> WRITTEN PROBLEM
Identify every line in the records below that contains the word "معدنية", and reproduce each one.

═══ INPUT FOR THIS TASK ═══

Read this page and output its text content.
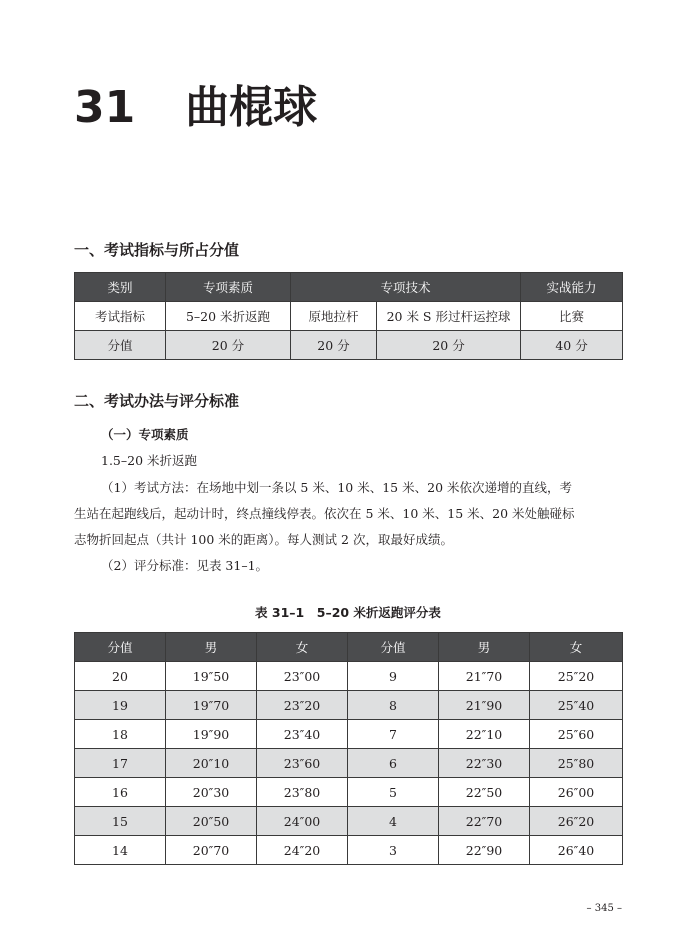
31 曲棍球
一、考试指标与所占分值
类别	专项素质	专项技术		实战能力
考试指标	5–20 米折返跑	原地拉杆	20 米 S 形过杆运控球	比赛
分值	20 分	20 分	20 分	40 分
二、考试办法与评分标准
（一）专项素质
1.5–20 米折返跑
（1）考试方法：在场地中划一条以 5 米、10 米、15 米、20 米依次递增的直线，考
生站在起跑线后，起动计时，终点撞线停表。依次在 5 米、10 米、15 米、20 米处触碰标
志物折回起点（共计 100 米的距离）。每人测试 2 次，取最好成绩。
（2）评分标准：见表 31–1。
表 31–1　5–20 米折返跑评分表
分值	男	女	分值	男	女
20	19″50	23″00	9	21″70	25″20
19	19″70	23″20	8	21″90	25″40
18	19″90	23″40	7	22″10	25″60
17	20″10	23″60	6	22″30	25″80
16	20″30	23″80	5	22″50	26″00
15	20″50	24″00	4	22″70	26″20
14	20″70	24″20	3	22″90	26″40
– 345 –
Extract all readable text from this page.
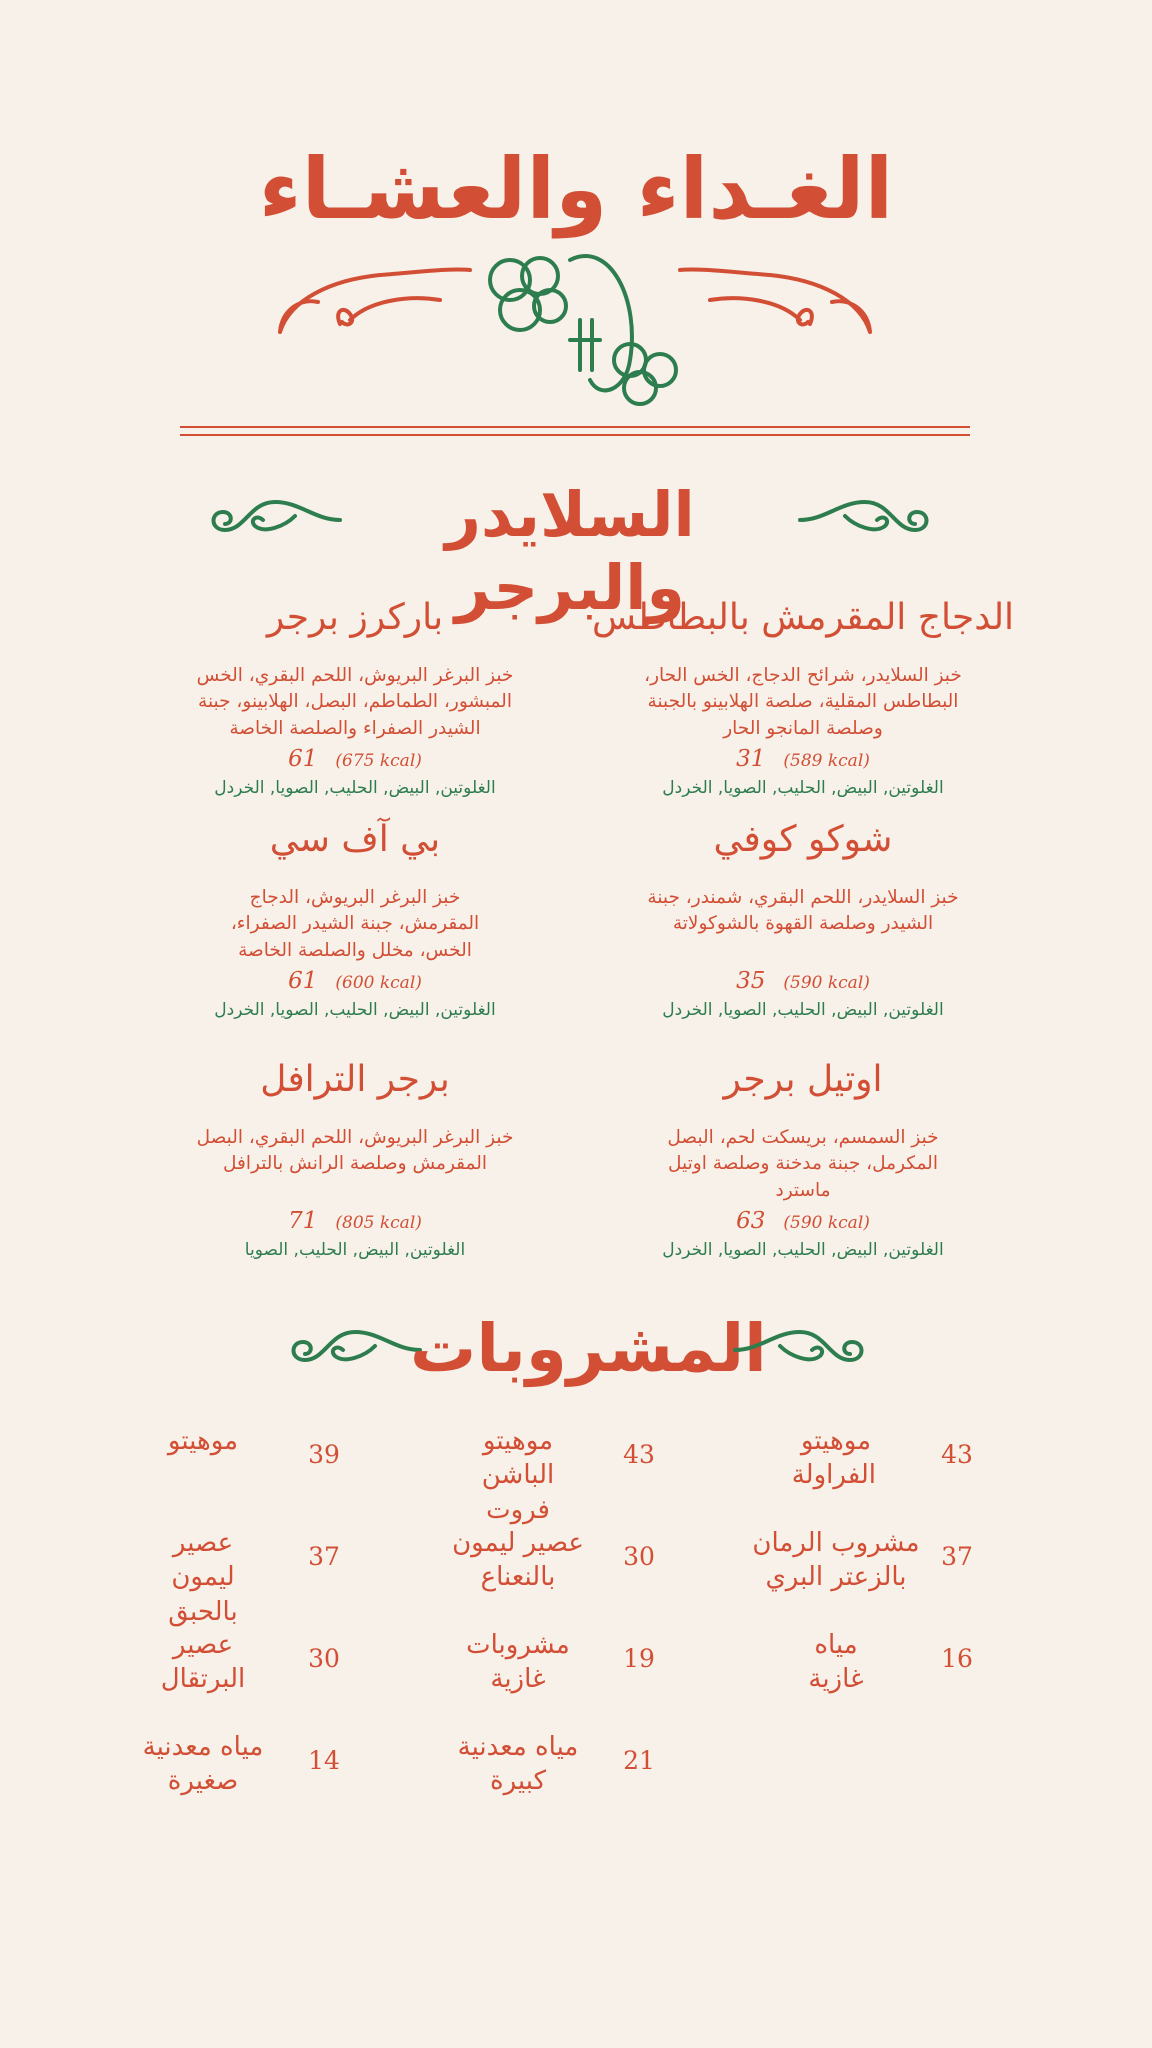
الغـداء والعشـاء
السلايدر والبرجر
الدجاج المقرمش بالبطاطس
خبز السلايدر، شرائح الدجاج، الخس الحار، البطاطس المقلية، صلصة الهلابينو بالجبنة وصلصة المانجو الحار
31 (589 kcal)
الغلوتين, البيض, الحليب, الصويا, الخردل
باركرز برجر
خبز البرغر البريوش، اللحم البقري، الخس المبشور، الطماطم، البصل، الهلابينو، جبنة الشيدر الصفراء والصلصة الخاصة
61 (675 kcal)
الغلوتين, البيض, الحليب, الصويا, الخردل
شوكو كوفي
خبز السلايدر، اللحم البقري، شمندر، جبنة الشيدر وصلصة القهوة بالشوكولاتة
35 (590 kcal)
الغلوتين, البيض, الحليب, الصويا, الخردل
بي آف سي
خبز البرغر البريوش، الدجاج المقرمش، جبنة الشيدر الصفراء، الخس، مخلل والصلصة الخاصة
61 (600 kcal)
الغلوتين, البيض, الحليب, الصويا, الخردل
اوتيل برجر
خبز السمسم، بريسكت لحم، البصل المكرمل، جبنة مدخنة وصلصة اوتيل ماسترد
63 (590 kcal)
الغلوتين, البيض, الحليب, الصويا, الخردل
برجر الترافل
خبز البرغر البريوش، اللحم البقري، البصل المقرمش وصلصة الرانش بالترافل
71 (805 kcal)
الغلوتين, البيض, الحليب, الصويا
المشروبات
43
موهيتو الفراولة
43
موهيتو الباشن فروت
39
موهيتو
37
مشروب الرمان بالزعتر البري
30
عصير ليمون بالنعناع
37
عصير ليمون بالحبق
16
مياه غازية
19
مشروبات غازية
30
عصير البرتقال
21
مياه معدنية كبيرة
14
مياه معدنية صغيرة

═══

> TASK RESULT
مياه معدنية كبيرة
مياه معدنية صغيرة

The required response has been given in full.